**Request**
Will you write out the data exactly, excluding every picture?

(Data records)
## BEGIN
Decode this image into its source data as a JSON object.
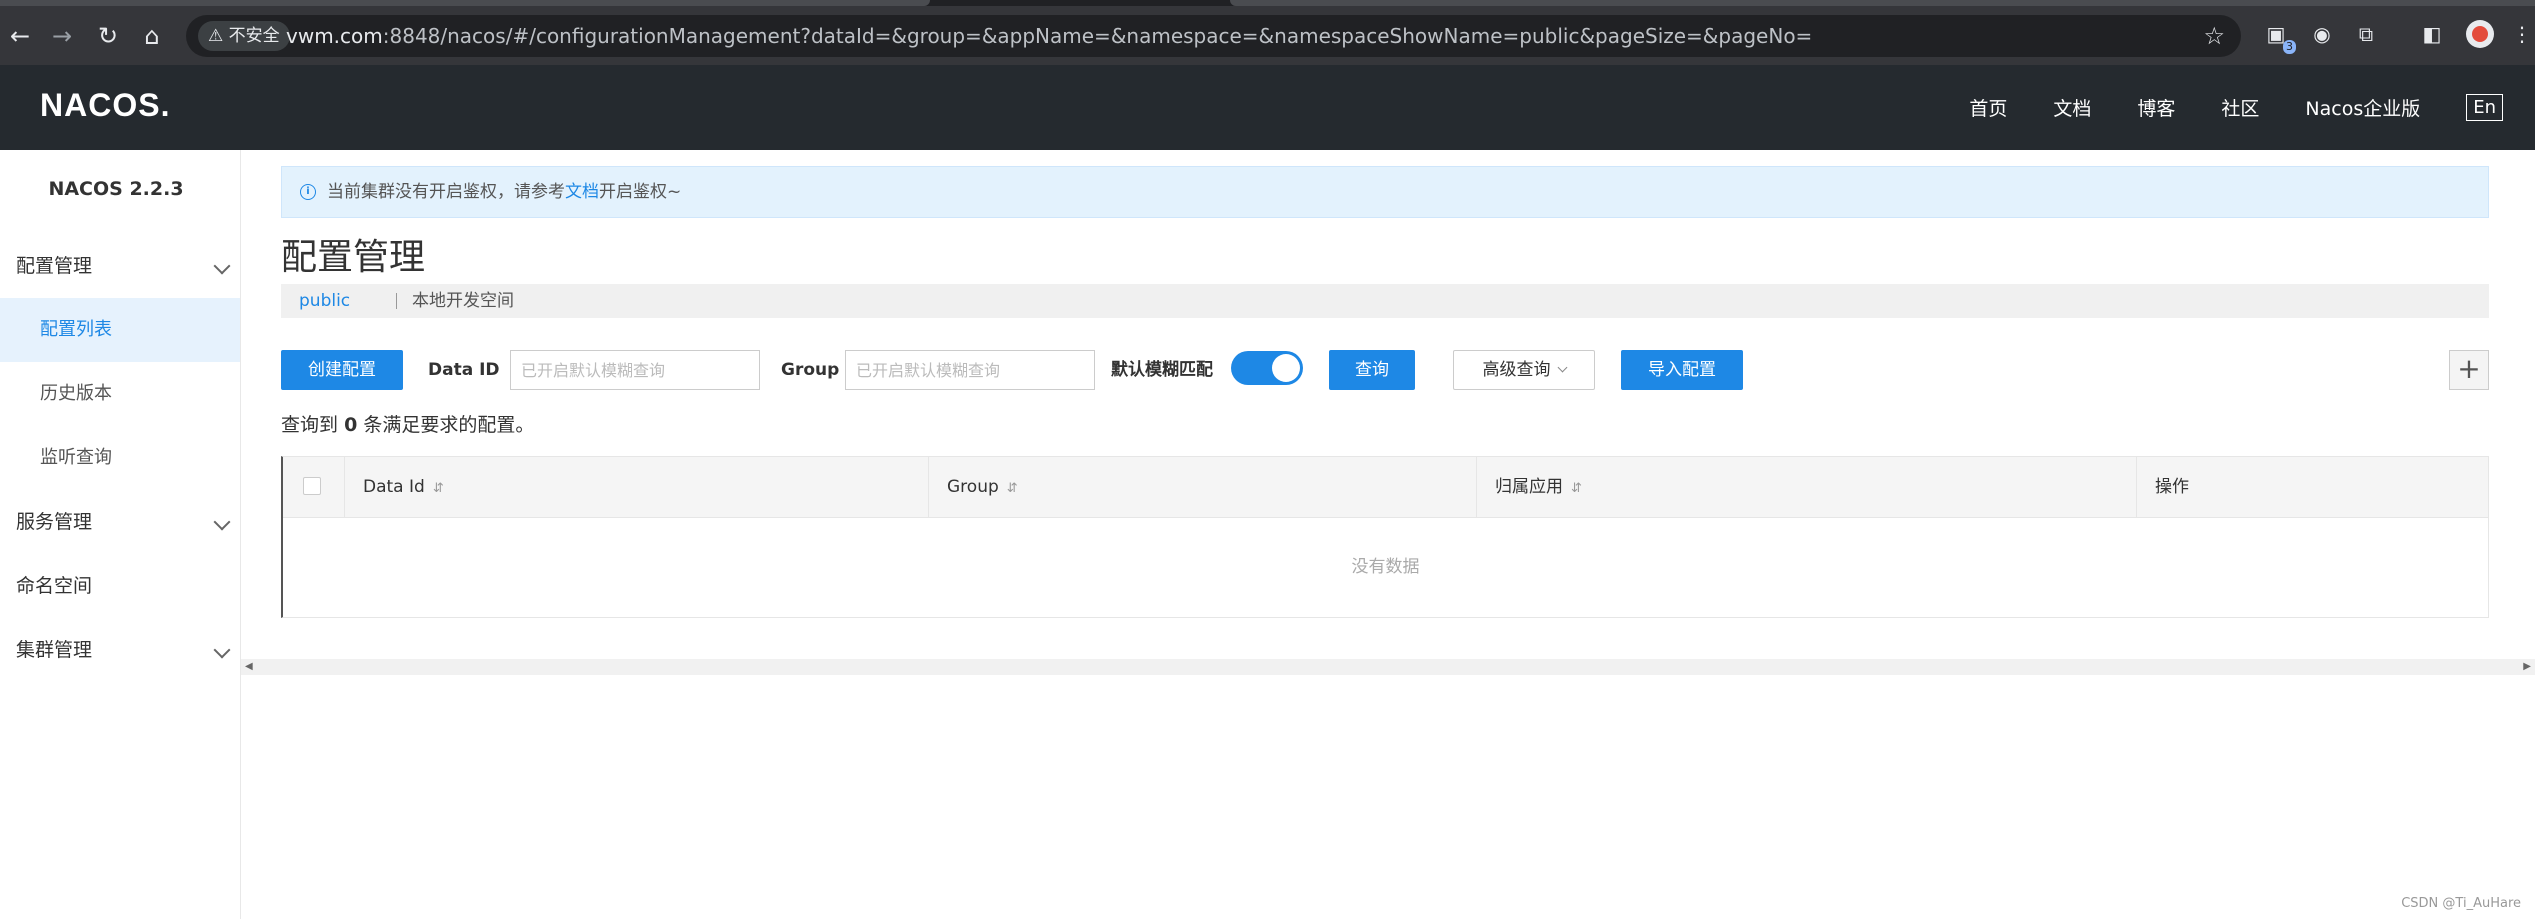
{
  "browser": {
    "security_label": "不安全",
    "url_host": "vwm.com",
    "url_rest": ":8848/nacos/#/configurationManagement?dataId=&group=&appName=&namespace=&namespaceShowName=public&pageSize=&pageNo=",
    "ext_badge": "3"
  },
  "header": {
    "logo": "NACOS.",
    "menu": [
      "首页",
      "文档",
      "博客",
      "社区",
      "Nacos企业版"
    ],
    "lang": "En"
  },
  "sidebar": {
    "version": "NACOS 2.2.3",
    "groups": {
      "config": "配置管理",
      "service": "服务管理",
      "namespace": "命名空间",
      "cluster": "集群管理"
    },
    "config_items": [
      "配置列表",
      "历史版本",
      "监听查询"
    ]
  },
  "alert": {
    "text_before": "当前集群没有开启鉴权，请参考",
    "link": "文档",
    "text_after": "开启鉴权~"
  },
  "page": {
    "title": "配置管理",
    "namespace": "public",
    "namespace_desc": "本地开发空间"
  },
  "toolbar": {
    "create_label": "创建配置",
    "dataid_label": "Data ID",
    "dataid_placeholder": "已开启默认模糊查询",
    "group_label": "Group",
    "group_placeholder": "已开启默认模糊查询",
    "fuzzy_label": "默认模糊匹配",
    "fuzzy_on": true,
    "query_label": "查询",
    "advanced_label": "高级查询",
    "import_label": "导入配置",
    "plus_label": "+"
  },
  "result": {
    "prefix": "查询到",
    "count": "0",
    "suffix": "条满足要求的配置。"
  },
  "table": {
    "columns": [
      "Data Id",
      "Group",
      "归属应用",
      "操作"
    ],
    "empty_text": "没有数据"
  },
  "watermark": "CSDN @Ti_AuHare",
  "colors": {
    "primary": "#1e88e5",
    "header_bg": "#252a2f",
    "active_bg": "#e6f2fd"
  }
}
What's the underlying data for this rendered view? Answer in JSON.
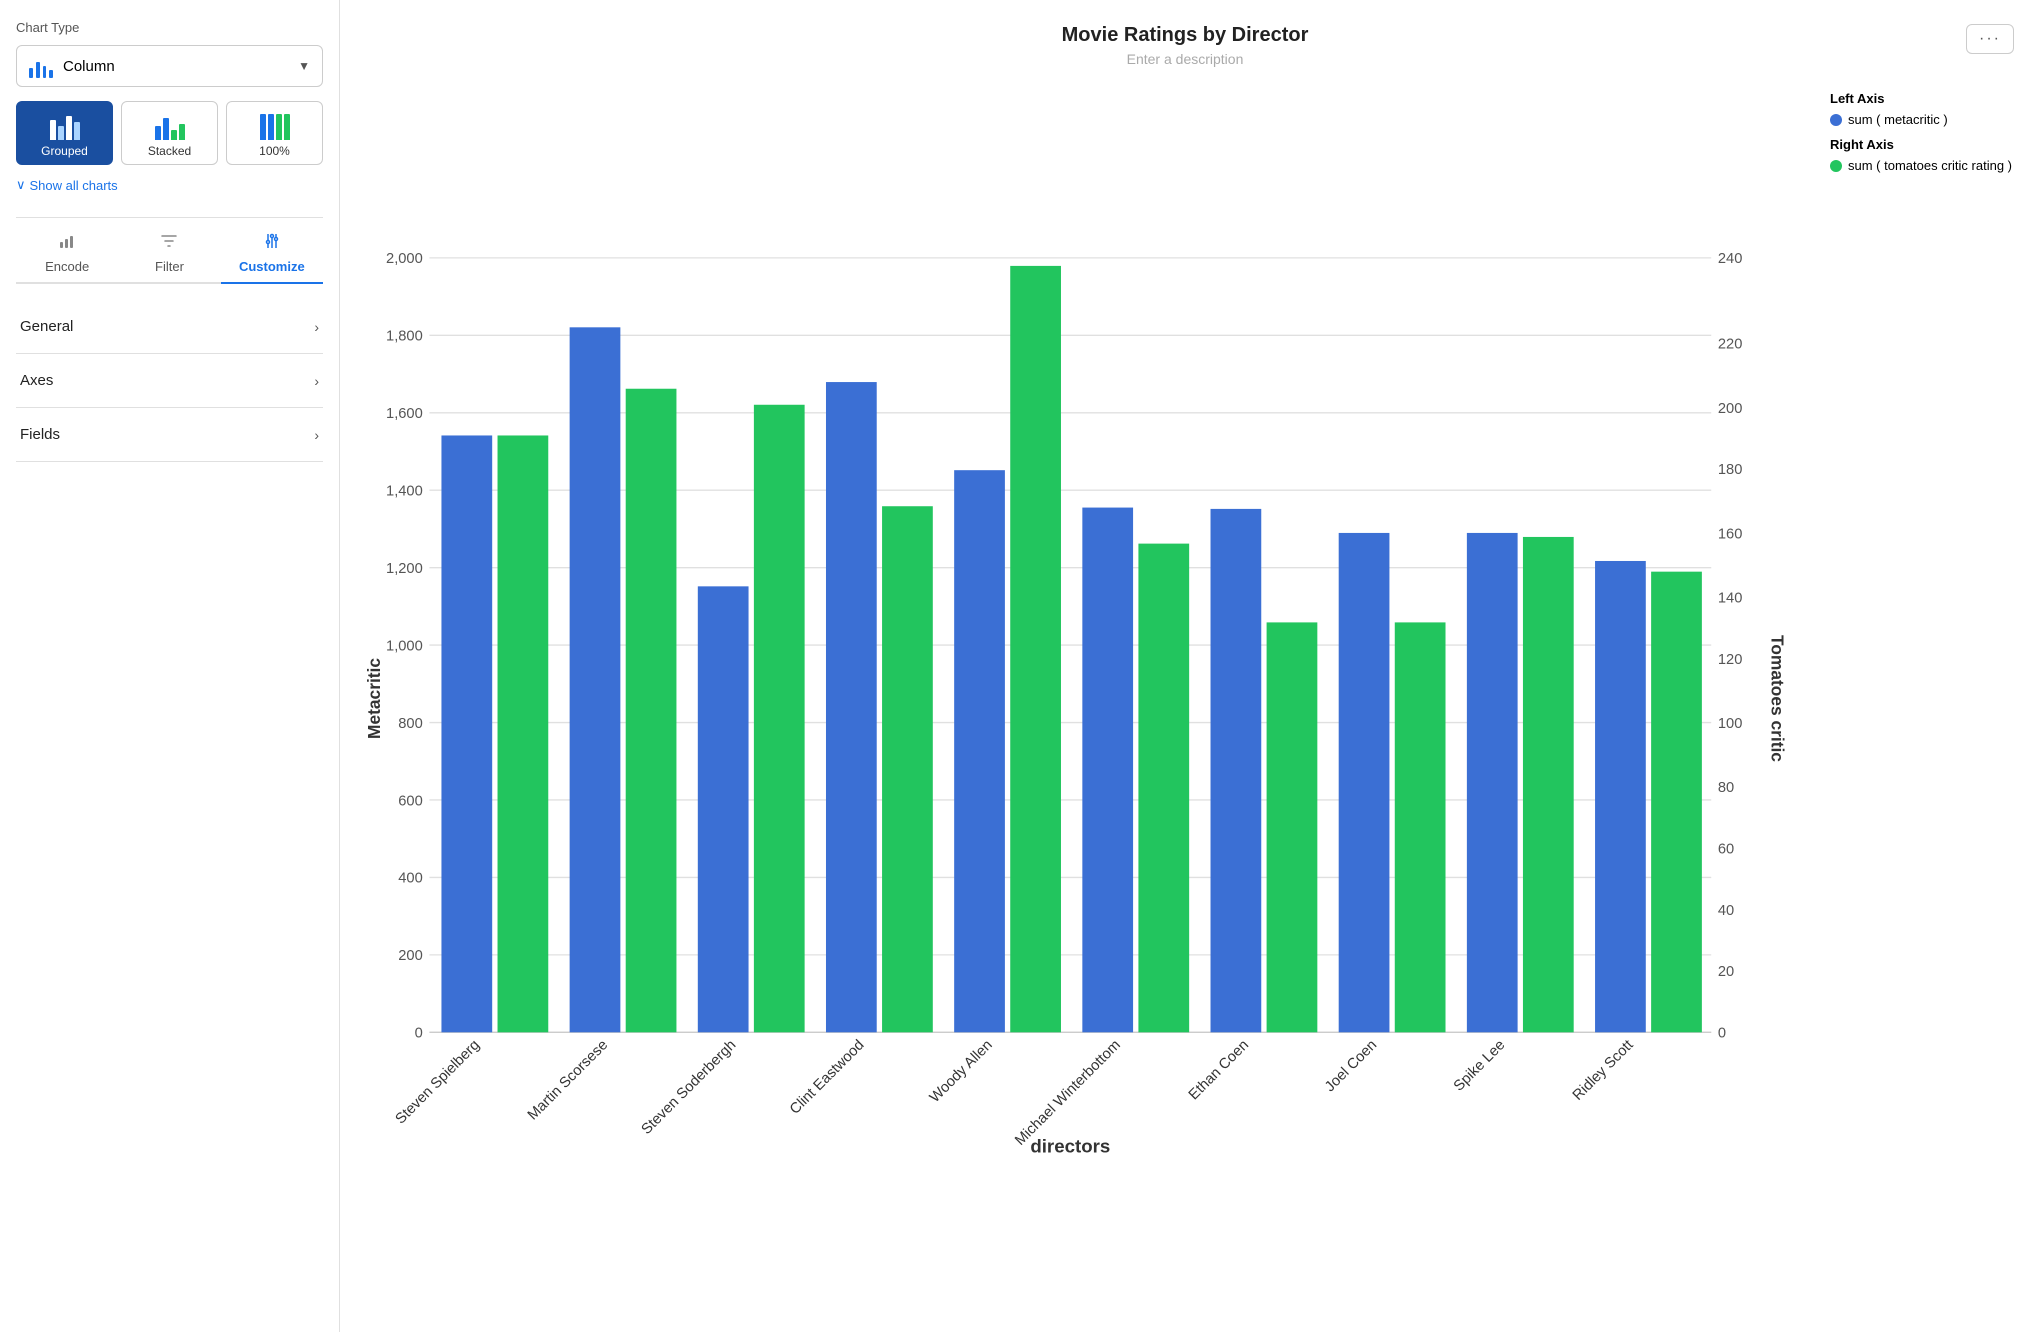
{
  "sidebar": {
    "chart_type_section": "Chart Type",
    "chart_type_label": "Column",
    "show_all_charts": "Show all charts",
    "tabs": [
      {
        "id": "encode",
        "label": "Encode",
        "icon": "📊"
      },
      {
        "id": "filter",
        "label": "Filter",
        "icon": "🔽"
      },
      {
        "id": "customize",
        "label": "Customize",
        "icon": "⚙"
      }
    ],
    "active_tab": "customize",
    "variants": [
      {
        "id": "grouped",
        "label": "Grouped",
        "active": true
      },
      {
        "id": "stacked",
        "label": "Stacked",
        "active": false
      },
      {
        "id": "100pct",
        "label": "100%",
        "active": false
      }
    ],
    "accordions": [
      {
        "id": "general",
        "label": "General"
      },
      {
        "id": "axes",
        "label": "Axes"
      },
      {
        "id": "fields",
        "label": "Fields"
      }
    ]
  },
  "chart": {
    "title": "Movie Ratings by Director",
    "subtitle": "Enter a description",
    "x_axis_label": "directors",
    "y_axis_left_label": "Metacritic",
    "y_axis_right_label": "Tomatoes critic",
    "more_button_label": "···",
    "directors": [
      "Steven Spielberg",
      "Martin Scorsese",
      "Steven Soderbergh",
      "Clint Eastwood",
      "Woody Allen",
      "Michael Winterbottom",
      "Ethan Coen",
      "Joel Coen",
      "Spike Lee",
      "Ridley Scott"
    ],
    "blue_values": [
      1540,
      1820,
      1150,
      1680,
      1450,
      1350,
      1350,
      1290,
      1290,
      1250,
      1220
    ],
    "green_values": [
      1540,
      1660,
      1620,
      1150,
      1360,
      1980,
      1260,
      1060,
      1060,
      1280,
      1190
    ],
    "left_y_max": 2000,
    "left_y_ticks": [
      0,
      200,
      400,
      600,
      800,
      1000,
      1200,
      1400,
      1600,
      1800,
      2000
    ],
    "right_y_max": 240,
    "right_y_ticks": [
      0,
      20,
      40,
      60,
      80,
      100,
      120,
      140,
      160,
      180,
      200,
      220,
      240
    ],
    "blue_color": "#3b6fd4",
    "green_color": "#22c55e",
    "legend": {
      "left_axis_title": "Left Axis",
      "left_axis_item": "sum ( metacritic )",
      "right_axis_title": "Right Axis",
      "right_axis_item": "sum ( tomatoes critic rating )"
    }
  }
}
## END
**Written response**
Decode this image into its source data as a JSON object.
{
  "browser": {
    "security_label": "不安全",
    "url_host": "vwm.com",
    "url_rest": ":8848/nacos/#/configurationManagement?dataId=&group=&appName=&namespace=&namespaceShowName=public&pageSize=&pageNo=",
    "ext_badge": "3"
  },
  "header": {
    "logo": "NACOS.",
    "menu": [
      "首页",
      "文档",
      "博客",
      "社区",
      "Nacos企业版"
    ],
    "lang": "En"
  },
  "sidebar": {
    "version": "NACOS 2.2.3",
    "groups": {
      "config": "配置管理",
      "service": "服务管理",
      "namespace": "命名空间",
      "cluster": "集群管理"
    },
    "config_items": [
      "配置列表",
      "历史版本",
      "监听查询"
    ]
  },
  "alert": {
    "text_before": "当前集群没有开启鉴权，请参考",
    "link": "文档",
    "text_after": "开启鉴权~"
  },
  "page": {
    "title": "配置管理",
    "namespace": "public",
    "namespace_desc": "本地开发空间"
  },
  "toolbar": {
    "create_label": "创建配置",
    "dataid_label": "Data ID",
    "dataid_placeholder": "已开启默认模糊查询",
    "group_label": "Group",
    "group_placeholder": "已开启默认模糊查询",
    "fuzzy_label": "默认模糊匹配",
    "fuzzy_on": true,
    "query_label": "查询",
    "advanced_label": "高级查询",
    "import_label": "导入配置",
    "plus_label": "+"
  },
  "result": {
    "prefix": "查询到",
    "count": "0",
    "suffix": "条满足要求的配置。"
  },
  "table": {
    "columns": [
      "Data Id",
      "Group",
      "归属应用",
      "操作"
    ],
    "empty_text": "没有数据"
  },
  "watermark": "CSDN @Ti_AuHare",
  "colors": {
    "primary": "#1e88e5",
    "header_bg": "#252a2f",
    "active_bg": "#e6f2fd"
  }
}
What's the underlying data for this rendered view? Answer in JSON.
{
  "sidebar": {
    "chart_type_section": "Chart Type",
    "chart_type_label": "Column",
    "show_all_charts": "Show all charts",
    "tabs": [
      {
        "id": "encode",
        "label": "Encode",
        "icon": "📊"
      },
      {
        "id": "filter",
        "label": "Filter",
        "icon": "🔽"
      },
      {
        "id": "customize",
        "label": "Customize",
        "icon": "⚙"
      }
    ],
    "active_tab": "customize",
    "variants": [
      {
        "id": "grouped",
        "label": "Grouped",
        "active": true
      },
      {
        "id": "stacked",
        "label": "Stacked",
        "active": false
      },
      {
        "id": "100pct",
        "label": "100%",
        "active": false
      }
    ],
    "accordions": [
      {
        "id": "general",
        "label": "General"
      },
      {
        "id": "axes",
        "label": "Axes"
      },
      {
        "id": "fields",
        "label": "Fields"
      }
    ]
  },
  "chart": {
    "title": "Movie Ratings by Director",
    "subtitle": "Enter a description",
    "x_axis_label": "directors",
    "y_axis_left_label": "Metacritic",
    "y_axis_right_label": "Tomatoes critic",
    "more_button_label": "···",
    "directors": [
      "Steven Spielberg",
      "Martin Scorsese",
      "Steven Soderbergh",
      "Clint Eastwood",
      "Woody Allen",
      "Michael Winterbottom",
      "Ethan Coen",
      "Joel Coen",
      "Spike Lee",
      "Ridley Scott"
    ],
    "blue_values": [
      1540,
      1820,
      1150,
      1680,
      1450,
      1350,
      1350,
      1290,
      1290,
      1250,
      1220
    ],
    "green_values": [
      1540,
      1660,
      1620,
      1150,
      1360,
      1980,
      1260,
      1060,
      1060,
      1280,
      1190
    ],
    "left_y_max": 2000,
    "left_y_ticks": [
      0,
      200,
      400,
      600,
      800,
      1000,
      1200,
      1400,
      1600,
      1800,
      2000
    ],
    "right_y_max": 240,
    "right_y_ticks": [
      0,
      20,
      40,
      60,
      80,
      100,
      120,
      140,
      160,
      180,
      200,
      220,
      240
    ],
    "blue_color": "#3b6fd4",
    "green_color": "#22c55e",
    "legend": {
      "left_axis_title": "Left Axis",
      "left_axis_item": "sum ( metacritic )",
      "right_axis_title": "Right Axis",
      "right_axis_item": "sum ( tomatoes critic rating )"
    }
  }
}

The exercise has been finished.